[start Source records]

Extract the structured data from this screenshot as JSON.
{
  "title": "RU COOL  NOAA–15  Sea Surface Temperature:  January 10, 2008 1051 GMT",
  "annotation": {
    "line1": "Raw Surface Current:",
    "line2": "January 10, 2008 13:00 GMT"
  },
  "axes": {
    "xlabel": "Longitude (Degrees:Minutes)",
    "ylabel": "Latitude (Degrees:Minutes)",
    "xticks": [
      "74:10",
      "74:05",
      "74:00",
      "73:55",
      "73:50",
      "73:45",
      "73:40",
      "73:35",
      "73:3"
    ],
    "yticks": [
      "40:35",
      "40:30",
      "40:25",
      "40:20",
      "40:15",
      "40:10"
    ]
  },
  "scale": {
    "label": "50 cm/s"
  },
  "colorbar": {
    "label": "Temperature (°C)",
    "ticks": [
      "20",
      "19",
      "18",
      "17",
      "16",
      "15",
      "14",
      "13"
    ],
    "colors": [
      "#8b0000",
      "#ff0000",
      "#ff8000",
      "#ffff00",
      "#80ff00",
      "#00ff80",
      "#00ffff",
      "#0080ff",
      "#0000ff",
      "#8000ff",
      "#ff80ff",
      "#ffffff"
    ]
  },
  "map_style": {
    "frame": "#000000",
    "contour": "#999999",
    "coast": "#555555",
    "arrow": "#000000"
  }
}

[end Source records]

Short task
Each line above must be printed exactly as it appears.

Solution
Extract the structured data from this screenshot as JSON.
{
  "title": "RU COOL  NOAA–15  Sea Surface Temperature:  January 10, 2008 1051 GMT",
  "annotation": {
    "line1": "Raw Surface Current:",
    "line2": "January 10, 2008 13:00 GMT"
  },
  "axes": {
    "xlabel": "Longitude (Degrees:Minutes)",
    "ylabel": "Latitude (Degrees:Minutes)",
    "xticks": [
      "74:10",
      "74:05",
      "74:00",
      "73:55",
      "73:50",
      "73:45",
      "73:40",
      "73:35",
      "73:3"
    ],
    "yticks": [
      "40:35",
      "40:30",
      "40:25",
      "40:20",
      "40:15",
      "40:10"
    ]
  },
  "scale": {
    "label": "50 cm/s"
  },
  "colorbar": {
    "label": "Temperature (°C)",
    "ticks": [
      "20",
      "19",
      "18",
      "17",
      "16",
      "15",
      "14",
      "13"
    ],
    "colors": [
      "#8b0000",
      "#ff0000",
      "#ff8000",
      "#ffff00",
      "#80ff00",
      "#00ff80",
      "#00ffff",
      "#0080ff",
      "#0000ff",
      "#8000ff",
      "#ff80ff",
      "#ffffff"
    ]
  },
  "map_style": {
    "frame": "#000000",
    "contour": "#999999",
    "coast": "#555555",
    "arrow": "#000000"
  }
}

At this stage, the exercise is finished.